# WORK INSTRUCTION 1
Answer these questions using the passage on Johnson and Johnson's competitors:
(a) In which segment is Pfizer's business portfolio concentrated?
(b) By how many workers has Merck cut its workforce?
(c) Which company has the most comprehensive product line breadth?
# WORK INSTRUCTION 2
Reproduce word for word everything in the passage on Johnson and Johnson's competitors from "Pfizer has the" down to "of the four.".

(Beginning of TEXT PROVIDED)

However, it must be mentioned that despite the fact that Pfizer and GlaxoSmithKline present the most competition to Johnson and Johnson, their business models are not ideal.
This is because Pfizer business portfolio is concentrated in the pharmaceutical segment while ignoring other segments such as Consumer Health & Nutritional products and Medical Devices and Diagnostics of which Johnson and Johnson is dominant player in.
On the other hand, GlaxoSmithKline’s geographical coverage is dominant in Europe despite the fact the US is the largest pharmaceutical market in the world. This implies that Johnson and Johnson has a competitive advantage over two of its major competitors on the two aforementioned fronts; diversity and geographical visibility.
Merck on the other hand, which is the second largest pharmaceutical company, has cut down its workforce by 12,000 – 13,000 a move which has reduced the firm’s profitability
Strategic Group Map
According to the strategic group map, Pfizer, Merck and GlaxoSmithKline are the major competitors to Johnson and Johnson as far as the pharmaceutical industry is concerned.
Pfizer has the most comprehensive product line breadth and therefore naturally is the dominant player in the industry by revenues and sales. On the other hand, GlaxoSmithKline has the lowest geographical coverage of the four.

(End of TEXT PROVIDED)
(Beginning of DATA FOR ANALYSIS)

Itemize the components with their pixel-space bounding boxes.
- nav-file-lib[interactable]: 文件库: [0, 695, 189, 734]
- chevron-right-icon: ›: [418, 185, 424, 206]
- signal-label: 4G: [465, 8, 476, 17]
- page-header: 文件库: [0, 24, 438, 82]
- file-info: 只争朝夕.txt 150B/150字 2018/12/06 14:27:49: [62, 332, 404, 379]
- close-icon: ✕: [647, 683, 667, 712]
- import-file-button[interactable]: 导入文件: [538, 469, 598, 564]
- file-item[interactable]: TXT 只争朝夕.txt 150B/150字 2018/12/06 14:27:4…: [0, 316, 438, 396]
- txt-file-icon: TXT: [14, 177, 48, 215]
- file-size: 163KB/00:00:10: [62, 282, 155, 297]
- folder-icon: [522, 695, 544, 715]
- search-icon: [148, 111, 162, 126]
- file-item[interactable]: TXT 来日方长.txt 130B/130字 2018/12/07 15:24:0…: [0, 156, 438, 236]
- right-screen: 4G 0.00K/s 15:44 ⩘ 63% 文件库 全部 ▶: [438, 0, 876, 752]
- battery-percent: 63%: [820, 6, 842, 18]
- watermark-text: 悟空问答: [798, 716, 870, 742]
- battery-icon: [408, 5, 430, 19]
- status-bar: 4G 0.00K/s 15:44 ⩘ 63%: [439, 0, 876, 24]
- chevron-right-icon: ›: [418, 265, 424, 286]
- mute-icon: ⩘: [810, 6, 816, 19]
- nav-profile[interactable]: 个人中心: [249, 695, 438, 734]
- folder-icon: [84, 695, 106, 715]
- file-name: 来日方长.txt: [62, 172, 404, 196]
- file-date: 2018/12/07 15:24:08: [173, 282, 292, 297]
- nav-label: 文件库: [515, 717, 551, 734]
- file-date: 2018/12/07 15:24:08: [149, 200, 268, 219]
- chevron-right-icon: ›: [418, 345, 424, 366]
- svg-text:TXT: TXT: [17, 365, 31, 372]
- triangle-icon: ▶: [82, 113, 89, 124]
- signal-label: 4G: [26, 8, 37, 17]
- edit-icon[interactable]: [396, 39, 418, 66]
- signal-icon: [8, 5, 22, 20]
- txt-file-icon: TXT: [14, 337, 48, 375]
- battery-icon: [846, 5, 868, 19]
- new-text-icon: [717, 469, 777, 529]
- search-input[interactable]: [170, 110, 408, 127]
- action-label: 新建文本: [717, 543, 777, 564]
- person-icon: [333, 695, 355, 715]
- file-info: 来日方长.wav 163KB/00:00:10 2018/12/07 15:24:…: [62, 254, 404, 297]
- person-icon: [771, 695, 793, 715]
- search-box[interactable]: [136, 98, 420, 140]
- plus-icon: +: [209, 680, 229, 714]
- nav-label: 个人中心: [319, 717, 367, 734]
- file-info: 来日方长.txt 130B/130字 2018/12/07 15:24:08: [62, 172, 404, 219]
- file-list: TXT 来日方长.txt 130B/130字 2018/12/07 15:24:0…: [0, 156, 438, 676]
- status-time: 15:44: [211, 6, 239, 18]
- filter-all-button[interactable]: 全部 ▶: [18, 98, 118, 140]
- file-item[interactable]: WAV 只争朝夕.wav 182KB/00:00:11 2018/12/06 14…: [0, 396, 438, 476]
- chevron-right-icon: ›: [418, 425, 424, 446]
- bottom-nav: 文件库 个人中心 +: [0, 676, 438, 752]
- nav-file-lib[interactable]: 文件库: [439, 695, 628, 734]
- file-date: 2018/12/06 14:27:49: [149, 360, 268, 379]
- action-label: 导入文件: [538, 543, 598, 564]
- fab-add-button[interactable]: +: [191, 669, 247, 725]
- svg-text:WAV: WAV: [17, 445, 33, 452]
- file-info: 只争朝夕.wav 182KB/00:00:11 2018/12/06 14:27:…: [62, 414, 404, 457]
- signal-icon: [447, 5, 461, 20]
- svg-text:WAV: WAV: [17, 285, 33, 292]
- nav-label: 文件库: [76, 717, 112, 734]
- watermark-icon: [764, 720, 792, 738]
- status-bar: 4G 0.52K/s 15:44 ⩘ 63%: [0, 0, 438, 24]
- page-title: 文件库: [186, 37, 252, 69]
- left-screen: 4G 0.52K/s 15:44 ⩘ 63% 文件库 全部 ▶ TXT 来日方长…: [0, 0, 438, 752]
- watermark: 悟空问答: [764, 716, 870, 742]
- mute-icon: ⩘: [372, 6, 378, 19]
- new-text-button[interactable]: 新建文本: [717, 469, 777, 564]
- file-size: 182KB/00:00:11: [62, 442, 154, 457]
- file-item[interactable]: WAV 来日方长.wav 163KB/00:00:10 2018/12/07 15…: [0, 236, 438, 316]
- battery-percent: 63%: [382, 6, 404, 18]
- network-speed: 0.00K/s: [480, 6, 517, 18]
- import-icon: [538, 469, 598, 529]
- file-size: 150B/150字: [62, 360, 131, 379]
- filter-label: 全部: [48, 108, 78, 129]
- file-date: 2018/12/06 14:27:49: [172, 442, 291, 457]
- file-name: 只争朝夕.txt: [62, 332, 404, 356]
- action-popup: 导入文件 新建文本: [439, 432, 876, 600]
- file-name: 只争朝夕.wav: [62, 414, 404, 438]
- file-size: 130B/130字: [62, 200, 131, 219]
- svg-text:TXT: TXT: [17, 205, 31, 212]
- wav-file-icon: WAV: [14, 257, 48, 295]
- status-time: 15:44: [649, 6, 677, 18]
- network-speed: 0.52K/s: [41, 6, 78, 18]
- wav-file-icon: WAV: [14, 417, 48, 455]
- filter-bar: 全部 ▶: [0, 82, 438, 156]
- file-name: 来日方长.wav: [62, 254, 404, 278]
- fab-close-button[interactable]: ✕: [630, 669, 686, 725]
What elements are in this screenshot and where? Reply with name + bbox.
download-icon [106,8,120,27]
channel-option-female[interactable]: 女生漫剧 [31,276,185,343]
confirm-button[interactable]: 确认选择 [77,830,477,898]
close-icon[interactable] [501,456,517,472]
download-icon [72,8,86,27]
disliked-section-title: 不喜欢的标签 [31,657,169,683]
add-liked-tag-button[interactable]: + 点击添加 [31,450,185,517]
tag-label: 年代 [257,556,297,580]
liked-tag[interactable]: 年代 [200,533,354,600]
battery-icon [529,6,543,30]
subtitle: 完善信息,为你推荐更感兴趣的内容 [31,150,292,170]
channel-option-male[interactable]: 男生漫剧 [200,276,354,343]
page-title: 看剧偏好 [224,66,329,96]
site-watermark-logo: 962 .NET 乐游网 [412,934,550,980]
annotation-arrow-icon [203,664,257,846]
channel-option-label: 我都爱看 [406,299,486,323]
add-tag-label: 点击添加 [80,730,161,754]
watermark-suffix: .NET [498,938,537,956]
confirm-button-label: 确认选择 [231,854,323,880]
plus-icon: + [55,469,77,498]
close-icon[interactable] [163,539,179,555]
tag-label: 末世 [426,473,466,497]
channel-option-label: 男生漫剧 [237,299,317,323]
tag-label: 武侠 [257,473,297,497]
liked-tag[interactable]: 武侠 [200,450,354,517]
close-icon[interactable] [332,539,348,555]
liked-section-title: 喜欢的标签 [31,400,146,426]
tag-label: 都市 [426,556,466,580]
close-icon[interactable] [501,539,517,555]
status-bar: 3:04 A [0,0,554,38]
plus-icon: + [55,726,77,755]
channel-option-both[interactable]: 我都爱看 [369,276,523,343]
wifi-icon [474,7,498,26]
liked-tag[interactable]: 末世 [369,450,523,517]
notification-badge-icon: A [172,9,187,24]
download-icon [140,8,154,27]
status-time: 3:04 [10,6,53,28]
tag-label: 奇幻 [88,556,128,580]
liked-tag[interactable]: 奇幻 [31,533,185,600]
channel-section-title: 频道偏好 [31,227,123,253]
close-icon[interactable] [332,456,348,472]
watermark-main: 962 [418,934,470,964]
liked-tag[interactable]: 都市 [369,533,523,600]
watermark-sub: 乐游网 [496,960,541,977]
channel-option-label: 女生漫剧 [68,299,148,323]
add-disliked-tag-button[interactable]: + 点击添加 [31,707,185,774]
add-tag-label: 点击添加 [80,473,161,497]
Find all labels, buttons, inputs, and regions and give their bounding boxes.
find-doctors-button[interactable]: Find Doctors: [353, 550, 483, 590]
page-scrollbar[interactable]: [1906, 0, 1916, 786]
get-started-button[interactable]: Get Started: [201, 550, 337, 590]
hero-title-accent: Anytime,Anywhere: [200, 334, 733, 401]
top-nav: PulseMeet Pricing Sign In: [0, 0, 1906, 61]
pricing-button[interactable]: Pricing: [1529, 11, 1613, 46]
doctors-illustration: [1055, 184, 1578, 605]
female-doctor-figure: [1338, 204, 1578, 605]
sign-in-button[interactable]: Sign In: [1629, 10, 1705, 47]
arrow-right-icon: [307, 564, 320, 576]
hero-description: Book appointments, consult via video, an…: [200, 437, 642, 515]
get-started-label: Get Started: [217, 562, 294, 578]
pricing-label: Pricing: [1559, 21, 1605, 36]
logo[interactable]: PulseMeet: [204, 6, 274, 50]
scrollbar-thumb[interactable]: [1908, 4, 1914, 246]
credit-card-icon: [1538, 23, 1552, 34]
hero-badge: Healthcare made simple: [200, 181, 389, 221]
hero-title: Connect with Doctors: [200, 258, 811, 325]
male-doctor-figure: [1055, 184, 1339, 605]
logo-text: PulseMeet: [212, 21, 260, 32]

(End of DATA FOR ANALYSIS)

# SOLUTION 1
(a) The pharmaceutical segment.
(b) By 12,000 – 13,000.
(c) Pfizer.

# SOLUTION 2
Pfizer has the most comprehensive product line breadth and therefore naturally is the dominant player in the industry by revenues and sales. On the other hand, GlaxoSmithKline has the lowest geographical coverage of the four.